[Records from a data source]
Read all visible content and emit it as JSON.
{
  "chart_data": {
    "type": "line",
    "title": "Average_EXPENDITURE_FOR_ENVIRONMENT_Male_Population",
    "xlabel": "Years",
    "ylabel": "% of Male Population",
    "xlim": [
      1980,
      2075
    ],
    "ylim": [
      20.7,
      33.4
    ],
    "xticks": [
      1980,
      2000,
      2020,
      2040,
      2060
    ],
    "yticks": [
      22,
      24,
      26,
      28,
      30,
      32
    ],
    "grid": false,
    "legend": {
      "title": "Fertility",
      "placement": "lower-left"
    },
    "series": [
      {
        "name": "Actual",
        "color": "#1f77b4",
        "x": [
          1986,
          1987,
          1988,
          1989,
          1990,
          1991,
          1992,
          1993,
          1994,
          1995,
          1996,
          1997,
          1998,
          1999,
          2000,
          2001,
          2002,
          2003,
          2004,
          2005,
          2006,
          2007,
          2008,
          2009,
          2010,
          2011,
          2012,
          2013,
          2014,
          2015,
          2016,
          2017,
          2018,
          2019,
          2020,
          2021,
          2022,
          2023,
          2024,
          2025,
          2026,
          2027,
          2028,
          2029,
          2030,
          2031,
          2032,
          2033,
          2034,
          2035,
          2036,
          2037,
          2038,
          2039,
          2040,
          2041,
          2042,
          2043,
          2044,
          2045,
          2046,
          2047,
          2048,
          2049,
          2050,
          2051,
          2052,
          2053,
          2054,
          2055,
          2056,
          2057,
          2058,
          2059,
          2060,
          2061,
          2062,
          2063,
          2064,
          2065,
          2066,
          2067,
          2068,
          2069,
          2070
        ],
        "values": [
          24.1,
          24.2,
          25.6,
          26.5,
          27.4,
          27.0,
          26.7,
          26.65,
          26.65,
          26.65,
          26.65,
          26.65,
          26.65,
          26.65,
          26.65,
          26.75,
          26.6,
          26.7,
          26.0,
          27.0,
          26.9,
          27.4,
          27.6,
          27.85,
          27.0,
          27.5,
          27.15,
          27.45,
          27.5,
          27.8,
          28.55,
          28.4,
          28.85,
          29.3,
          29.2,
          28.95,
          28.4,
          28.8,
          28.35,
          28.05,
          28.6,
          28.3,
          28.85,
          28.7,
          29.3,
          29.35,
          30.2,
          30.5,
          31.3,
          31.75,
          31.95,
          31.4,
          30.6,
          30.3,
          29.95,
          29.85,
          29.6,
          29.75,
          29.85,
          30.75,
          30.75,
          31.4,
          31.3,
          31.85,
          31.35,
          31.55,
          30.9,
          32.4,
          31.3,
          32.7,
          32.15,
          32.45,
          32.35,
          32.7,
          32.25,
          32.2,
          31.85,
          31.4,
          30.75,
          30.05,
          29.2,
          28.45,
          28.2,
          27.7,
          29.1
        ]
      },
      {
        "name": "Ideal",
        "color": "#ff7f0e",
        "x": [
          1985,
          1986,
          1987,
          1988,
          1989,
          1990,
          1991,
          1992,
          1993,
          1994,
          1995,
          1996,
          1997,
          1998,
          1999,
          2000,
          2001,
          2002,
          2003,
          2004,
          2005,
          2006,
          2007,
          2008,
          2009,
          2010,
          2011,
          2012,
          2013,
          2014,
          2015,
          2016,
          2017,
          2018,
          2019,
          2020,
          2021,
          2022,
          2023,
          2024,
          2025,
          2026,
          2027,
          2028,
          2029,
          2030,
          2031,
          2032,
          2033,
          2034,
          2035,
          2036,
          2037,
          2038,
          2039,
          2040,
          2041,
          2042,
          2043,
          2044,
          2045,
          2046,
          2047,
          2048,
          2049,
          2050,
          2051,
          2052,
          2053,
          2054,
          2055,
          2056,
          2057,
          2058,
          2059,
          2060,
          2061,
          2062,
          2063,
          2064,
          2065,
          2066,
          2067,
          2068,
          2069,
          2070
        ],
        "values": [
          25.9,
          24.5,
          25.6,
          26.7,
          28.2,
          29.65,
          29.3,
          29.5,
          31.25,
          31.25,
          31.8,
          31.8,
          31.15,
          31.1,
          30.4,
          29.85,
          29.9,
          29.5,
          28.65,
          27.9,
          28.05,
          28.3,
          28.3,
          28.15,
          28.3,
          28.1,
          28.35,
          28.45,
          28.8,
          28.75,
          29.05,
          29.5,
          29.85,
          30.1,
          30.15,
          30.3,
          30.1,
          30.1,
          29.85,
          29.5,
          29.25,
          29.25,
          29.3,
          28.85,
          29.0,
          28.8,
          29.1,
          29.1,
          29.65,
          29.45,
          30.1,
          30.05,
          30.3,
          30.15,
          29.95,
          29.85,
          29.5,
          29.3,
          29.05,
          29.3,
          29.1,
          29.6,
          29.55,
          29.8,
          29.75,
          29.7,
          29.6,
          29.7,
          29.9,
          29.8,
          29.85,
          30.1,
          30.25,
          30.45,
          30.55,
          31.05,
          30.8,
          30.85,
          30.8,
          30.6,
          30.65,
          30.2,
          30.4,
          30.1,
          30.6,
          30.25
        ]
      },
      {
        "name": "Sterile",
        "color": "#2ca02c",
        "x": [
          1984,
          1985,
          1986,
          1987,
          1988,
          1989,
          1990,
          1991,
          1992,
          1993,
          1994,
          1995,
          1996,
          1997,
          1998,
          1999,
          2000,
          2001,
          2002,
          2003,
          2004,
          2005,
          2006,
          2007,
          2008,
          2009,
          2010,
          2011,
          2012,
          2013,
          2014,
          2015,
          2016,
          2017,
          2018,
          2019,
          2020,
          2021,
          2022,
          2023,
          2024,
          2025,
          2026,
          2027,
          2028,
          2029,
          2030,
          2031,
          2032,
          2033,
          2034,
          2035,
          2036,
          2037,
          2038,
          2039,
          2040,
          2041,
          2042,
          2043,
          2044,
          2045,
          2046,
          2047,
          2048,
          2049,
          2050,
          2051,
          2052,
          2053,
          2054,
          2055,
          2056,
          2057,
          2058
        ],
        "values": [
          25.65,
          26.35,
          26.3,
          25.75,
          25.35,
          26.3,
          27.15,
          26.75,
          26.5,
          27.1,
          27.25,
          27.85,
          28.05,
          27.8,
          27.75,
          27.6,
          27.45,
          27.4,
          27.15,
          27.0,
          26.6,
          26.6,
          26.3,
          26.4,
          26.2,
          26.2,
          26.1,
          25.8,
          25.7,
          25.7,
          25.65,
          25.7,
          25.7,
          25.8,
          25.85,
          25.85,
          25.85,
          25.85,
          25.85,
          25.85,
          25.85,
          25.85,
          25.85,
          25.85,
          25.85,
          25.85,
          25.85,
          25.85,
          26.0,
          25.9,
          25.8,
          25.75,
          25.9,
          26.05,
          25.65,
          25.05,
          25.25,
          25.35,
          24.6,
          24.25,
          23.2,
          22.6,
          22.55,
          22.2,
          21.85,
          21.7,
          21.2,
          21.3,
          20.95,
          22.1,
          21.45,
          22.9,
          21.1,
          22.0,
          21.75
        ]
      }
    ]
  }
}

**Directive:** Give the number of lines in the records above that contain the word "color". Reply with that number alone.

**Worked answer:** 3